[ASSIGNED TASK] Scan the records for the word "JSON". Return each line where it is found.

[MATERIAL FOR THE TASK]

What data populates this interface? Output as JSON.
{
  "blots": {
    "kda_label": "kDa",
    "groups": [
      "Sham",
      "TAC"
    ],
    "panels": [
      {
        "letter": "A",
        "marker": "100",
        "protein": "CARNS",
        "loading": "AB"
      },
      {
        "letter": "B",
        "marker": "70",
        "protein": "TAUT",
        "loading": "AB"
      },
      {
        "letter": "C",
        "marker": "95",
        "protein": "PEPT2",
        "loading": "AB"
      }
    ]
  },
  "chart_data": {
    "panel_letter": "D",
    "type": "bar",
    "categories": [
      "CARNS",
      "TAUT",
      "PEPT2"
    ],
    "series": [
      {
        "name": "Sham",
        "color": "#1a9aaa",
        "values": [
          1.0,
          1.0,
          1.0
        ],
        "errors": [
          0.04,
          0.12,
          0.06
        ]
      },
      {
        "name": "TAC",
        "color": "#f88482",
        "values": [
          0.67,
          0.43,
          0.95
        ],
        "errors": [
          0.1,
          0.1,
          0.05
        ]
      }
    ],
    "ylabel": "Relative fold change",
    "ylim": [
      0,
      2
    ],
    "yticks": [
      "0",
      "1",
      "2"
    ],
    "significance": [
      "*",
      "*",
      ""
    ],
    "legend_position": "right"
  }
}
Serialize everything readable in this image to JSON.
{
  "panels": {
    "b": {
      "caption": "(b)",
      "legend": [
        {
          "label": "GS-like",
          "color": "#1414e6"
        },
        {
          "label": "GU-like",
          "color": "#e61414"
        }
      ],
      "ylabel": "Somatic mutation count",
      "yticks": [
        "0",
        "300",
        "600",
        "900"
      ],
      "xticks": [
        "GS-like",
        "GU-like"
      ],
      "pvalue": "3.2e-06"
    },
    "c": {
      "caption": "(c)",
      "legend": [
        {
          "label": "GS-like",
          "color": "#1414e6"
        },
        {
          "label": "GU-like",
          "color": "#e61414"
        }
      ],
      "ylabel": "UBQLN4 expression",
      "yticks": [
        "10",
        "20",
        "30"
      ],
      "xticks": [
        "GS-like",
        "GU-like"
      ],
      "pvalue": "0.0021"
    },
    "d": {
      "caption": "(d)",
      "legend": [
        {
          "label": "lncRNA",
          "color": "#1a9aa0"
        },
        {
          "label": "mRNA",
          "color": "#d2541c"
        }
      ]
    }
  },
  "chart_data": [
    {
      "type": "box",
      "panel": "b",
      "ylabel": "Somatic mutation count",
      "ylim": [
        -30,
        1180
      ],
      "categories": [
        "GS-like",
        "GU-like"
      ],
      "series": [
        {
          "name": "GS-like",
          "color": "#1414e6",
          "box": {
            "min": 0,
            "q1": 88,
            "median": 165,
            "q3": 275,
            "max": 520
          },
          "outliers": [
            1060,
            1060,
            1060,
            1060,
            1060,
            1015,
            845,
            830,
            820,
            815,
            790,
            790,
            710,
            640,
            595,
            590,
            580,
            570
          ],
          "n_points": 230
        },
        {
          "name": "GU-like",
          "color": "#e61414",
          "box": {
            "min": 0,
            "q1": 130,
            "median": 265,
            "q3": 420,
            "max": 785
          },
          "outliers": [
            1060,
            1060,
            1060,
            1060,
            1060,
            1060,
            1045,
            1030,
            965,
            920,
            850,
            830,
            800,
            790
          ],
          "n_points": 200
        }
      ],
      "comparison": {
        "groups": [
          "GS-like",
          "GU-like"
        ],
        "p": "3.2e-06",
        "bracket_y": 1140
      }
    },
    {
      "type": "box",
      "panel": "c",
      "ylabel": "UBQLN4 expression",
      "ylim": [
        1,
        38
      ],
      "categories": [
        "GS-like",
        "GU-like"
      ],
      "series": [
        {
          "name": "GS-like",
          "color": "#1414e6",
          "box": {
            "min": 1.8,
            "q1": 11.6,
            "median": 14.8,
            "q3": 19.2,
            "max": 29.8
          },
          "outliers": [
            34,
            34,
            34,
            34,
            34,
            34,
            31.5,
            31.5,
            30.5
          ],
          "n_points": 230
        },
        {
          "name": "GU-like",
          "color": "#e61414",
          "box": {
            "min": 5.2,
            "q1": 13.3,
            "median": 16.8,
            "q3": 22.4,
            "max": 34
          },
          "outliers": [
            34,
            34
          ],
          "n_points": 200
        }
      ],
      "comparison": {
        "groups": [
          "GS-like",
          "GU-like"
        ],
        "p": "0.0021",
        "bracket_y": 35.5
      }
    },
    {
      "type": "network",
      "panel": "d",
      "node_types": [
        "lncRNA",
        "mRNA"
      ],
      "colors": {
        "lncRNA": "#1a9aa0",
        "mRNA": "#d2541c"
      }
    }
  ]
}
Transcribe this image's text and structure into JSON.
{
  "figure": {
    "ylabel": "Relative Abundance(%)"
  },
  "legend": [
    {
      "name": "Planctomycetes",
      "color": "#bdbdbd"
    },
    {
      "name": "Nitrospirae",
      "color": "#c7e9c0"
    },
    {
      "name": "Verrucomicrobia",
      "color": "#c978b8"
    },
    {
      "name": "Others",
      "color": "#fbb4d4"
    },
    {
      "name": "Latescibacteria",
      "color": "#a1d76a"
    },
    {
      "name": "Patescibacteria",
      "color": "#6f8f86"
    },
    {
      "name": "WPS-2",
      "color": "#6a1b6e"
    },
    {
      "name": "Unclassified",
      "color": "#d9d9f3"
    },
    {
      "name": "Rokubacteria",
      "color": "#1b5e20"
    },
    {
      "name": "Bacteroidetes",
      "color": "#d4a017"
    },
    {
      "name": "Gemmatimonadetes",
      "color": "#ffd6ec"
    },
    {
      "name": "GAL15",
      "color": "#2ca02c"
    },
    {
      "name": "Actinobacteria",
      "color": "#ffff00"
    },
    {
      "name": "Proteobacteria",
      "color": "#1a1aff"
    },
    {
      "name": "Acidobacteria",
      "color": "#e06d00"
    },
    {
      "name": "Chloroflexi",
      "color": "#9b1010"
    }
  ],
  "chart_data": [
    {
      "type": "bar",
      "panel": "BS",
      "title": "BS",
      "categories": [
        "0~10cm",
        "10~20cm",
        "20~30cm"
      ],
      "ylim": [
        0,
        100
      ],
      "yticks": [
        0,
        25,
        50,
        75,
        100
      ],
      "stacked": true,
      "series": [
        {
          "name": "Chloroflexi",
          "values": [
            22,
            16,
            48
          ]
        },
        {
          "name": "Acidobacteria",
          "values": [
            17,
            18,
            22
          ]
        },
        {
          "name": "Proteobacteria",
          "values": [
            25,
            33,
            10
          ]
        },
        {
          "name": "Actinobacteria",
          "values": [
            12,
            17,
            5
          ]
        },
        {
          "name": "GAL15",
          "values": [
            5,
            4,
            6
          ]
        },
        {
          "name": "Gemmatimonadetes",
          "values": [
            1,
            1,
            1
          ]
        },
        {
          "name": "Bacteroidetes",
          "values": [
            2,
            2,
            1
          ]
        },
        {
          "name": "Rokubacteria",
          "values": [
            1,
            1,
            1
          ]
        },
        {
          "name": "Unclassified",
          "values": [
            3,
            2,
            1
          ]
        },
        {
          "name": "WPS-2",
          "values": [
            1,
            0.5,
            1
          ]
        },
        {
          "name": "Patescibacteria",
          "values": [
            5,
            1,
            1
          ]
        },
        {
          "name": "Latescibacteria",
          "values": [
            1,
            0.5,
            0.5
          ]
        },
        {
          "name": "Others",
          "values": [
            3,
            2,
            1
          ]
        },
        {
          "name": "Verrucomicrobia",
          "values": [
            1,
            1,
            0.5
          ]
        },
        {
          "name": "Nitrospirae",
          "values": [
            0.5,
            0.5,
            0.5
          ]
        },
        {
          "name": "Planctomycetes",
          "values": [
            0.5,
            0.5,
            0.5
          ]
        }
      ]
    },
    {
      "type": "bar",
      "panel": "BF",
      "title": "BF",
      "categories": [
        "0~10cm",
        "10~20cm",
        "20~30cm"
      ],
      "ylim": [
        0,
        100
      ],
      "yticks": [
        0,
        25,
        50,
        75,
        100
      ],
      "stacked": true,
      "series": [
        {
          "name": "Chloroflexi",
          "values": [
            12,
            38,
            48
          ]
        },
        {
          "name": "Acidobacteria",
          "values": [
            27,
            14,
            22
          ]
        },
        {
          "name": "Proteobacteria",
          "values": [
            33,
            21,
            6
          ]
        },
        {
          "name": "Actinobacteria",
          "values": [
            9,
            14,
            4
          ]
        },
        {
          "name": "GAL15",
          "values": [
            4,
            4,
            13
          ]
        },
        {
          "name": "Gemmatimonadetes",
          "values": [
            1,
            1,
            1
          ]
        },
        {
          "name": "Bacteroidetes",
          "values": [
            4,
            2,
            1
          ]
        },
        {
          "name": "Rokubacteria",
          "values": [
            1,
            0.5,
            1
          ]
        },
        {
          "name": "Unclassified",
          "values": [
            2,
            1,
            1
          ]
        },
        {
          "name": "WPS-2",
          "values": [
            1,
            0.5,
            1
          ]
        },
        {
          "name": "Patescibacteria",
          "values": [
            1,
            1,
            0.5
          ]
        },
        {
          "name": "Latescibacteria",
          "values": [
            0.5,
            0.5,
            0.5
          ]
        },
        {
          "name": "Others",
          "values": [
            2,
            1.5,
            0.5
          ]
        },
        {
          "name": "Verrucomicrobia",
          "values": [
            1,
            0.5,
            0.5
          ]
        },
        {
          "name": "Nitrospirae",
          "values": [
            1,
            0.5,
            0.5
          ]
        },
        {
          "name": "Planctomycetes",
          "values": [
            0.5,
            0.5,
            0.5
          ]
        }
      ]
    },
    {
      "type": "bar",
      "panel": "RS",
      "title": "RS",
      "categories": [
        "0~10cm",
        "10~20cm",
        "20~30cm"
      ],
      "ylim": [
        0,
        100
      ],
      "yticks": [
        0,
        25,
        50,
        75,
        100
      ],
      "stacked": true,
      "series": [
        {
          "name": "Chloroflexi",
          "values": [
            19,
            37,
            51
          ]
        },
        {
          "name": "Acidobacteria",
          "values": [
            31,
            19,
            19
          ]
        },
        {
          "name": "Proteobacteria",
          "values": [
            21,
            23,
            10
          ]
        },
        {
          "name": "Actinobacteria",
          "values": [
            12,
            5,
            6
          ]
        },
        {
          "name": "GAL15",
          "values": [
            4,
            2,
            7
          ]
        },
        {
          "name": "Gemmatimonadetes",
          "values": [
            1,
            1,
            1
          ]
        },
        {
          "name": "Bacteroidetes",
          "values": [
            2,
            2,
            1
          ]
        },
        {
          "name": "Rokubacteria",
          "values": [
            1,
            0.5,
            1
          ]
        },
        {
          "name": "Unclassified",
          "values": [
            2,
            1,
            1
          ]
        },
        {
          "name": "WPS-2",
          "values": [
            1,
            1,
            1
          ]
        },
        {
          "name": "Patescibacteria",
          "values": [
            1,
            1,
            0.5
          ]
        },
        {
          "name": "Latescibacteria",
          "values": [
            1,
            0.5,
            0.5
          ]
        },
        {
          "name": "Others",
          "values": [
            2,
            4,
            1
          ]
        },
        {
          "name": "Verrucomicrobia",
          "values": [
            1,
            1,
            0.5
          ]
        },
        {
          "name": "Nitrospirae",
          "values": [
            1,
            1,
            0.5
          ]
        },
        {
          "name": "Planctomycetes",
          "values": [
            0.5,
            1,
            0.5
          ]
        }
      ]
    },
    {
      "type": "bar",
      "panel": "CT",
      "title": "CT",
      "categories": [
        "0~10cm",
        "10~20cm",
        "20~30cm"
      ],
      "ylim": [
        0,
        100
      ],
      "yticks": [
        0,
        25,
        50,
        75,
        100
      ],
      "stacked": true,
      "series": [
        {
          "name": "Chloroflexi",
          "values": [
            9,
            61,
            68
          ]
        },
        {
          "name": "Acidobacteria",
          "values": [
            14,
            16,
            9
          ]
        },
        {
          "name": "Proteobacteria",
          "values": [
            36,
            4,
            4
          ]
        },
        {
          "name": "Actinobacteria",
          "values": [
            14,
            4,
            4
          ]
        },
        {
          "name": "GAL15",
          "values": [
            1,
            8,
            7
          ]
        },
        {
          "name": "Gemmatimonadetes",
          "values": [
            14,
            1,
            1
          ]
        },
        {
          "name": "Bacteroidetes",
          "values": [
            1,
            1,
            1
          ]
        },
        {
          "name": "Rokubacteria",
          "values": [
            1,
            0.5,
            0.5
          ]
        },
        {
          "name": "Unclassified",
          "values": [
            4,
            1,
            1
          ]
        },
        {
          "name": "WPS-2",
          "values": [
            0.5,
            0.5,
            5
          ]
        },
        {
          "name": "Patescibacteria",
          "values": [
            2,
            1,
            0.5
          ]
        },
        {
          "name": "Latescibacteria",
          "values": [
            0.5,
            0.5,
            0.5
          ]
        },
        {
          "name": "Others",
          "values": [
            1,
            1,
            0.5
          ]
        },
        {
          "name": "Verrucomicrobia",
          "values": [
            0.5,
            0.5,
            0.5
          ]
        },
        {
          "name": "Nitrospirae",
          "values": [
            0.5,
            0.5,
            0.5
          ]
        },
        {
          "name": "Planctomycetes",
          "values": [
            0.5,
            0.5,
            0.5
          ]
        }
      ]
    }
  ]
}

[EXPECTED ANSWER]
What data populates this interface? Output as JSON.
Serialize everything readable in this image to JSON.
Transcribe this image's text and structure into JSON.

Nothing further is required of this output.